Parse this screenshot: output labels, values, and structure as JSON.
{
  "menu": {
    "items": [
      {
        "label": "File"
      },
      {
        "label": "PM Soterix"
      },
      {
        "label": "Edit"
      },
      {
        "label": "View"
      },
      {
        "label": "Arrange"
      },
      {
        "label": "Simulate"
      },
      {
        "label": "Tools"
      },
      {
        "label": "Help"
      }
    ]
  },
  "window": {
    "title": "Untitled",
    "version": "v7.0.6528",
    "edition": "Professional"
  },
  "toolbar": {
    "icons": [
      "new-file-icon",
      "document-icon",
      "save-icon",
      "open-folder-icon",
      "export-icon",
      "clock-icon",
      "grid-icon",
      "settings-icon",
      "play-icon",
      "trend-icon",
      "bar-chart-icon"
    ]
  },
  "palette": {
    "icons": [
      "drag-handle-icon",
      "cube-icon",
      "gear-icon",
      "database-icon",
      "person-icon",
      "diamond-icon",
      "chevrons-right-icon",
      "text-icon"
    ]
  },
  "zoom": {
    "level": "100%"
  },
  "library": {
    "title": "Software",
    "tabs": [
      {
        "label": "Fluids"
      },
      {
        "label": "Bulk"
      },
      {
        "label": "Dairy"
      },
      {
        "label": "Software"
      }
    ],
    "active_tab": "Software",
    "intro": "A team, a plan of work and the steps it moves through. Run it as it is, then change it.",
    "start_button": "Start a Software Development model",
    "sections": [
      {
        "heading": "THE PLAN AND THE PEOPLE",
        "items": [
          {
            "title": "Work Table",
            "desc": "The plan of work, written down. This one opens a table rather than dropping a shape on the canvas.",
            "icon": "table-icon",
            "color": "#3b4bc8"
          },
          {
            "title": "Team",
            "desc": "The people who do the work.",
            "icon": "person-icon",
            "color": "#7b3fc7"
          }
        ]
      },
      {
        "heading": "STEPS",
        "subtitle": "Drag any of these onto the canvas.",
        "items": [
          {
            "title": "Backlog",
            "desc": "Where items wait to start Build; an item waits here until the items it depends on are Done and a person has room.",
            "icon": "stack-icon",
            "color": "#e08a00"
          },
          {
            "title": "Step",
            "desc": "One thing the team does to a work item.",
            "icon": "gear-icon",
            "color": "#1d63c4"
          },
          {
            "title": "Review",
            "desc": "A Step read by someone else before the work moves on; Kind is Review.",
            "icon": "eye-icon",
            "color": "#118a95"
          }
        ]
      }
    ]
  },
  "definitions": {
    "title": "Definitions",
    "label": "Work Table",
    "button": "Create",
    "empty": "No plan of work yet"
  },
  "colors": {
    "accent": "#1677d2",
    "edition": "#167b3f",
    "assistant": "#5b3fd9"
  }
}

++++++++

Goal: Take the entries above and transcribe them exactly.

The completed task:
Parse this screenshot: output labels, values, and structure as JSON.
{
  "menu": {
    "items": [
      {
        "label": "File"
      },
      {
        "label": "PM Soterix"
      },
      {
        "label": "Edit"
      },
      {
        "label": "View"
      },
      {
        "label": "Arrange"
      },
      {
        "label": "Simulate"
      },
      {
        "label": "Tools"
      },
      {
        "label": "Help"
      }
    ]
  },
  "window": {
    "title": "Untitled",
    "version": "v7.0.6528",
    "edition": "Professional"
  },
  "toolbar": {
    "icons": [
      "new-file-icon",
      "document-icon",
      "save-icon",
      "open-folder-icon",
      "export-icon",
      "clock-icon",
      "grid-icon",
      "settings-icon",
      "play-icon",
      "trend-icon",
      "bar-chart-icon"
    ]
  },
  "palette": {
    "icons": [
      "drag-handle-icon",
      "cube-icon",
      "gear-icon",
      "database-icon",
      "person-icon",
      "diamond-icon",
      "chevrons-right-icon",
      "text-icon"
    ]
  },
  "zoom": {
    "level": "100%"
  },
  "library": {
    "title": "Software",
    "tabs": [
      {
        "label": "Fluids"
      },
      {
        "label": "Bulk"
      },
      {
        "label": "Dairy"
      },
      {
        "label": "Software"
      }
    ],
    "active_tab": "Software",
    "intro": "A team, a plan of work and the steps it moves through. Run it as it is, then change it.",
    "start_button": "Start a Software Development model",
    "sections": [
      {
        "heading": "THE PLAN AND THE PEOPLE",
        "items": [
          {
            "title": "Work Table",
            "desc": "The plan of work, written down. This one opens a table rather than dropping a shape on the canvas.",
            "icon": "table-icon",
            "color": "#3b4bc8"
          },
          {
            "title": "Team",
            "desc": "The people who do the work.",
            "icon": "person-icon",
            "color": "#7b3fc7"
          }
        ]
      },
      {
        "heading": "STEPS",
        "subtitle": "Drag any of these onto the canvas.",
        "items": [
          {
            "title": "Backlog",
            "desc": "Where items wait to start Build; an item waits here until the items it depends on are Done and a person has room.",
            "icon": "stack-icon",
            "color": "#e08a00"
          },
          {
            "title": "Step",
            "desc": "One thing the team does to a work item.",
            "icon": "gear-icon",
            "color": "#1d63c4"
          },
          {
            "title": "Review",
            "desc": "A Step read by someone else before the work moves on; Kind is Review.",
            "icon": "eye-icon",
            "color": "#118a95"
          }
        ]
      }
    ]
  },
  "definitions": {
    "title": "Definitions",
    "label": "Work Table",
    "button": "Create",
    "empty": "No plan of work yet"
  },
  "colors": {
    "accent": "#1677d2",
    "edition": "#167b3f",
    "assistant": "#5b3fd9"
  }
}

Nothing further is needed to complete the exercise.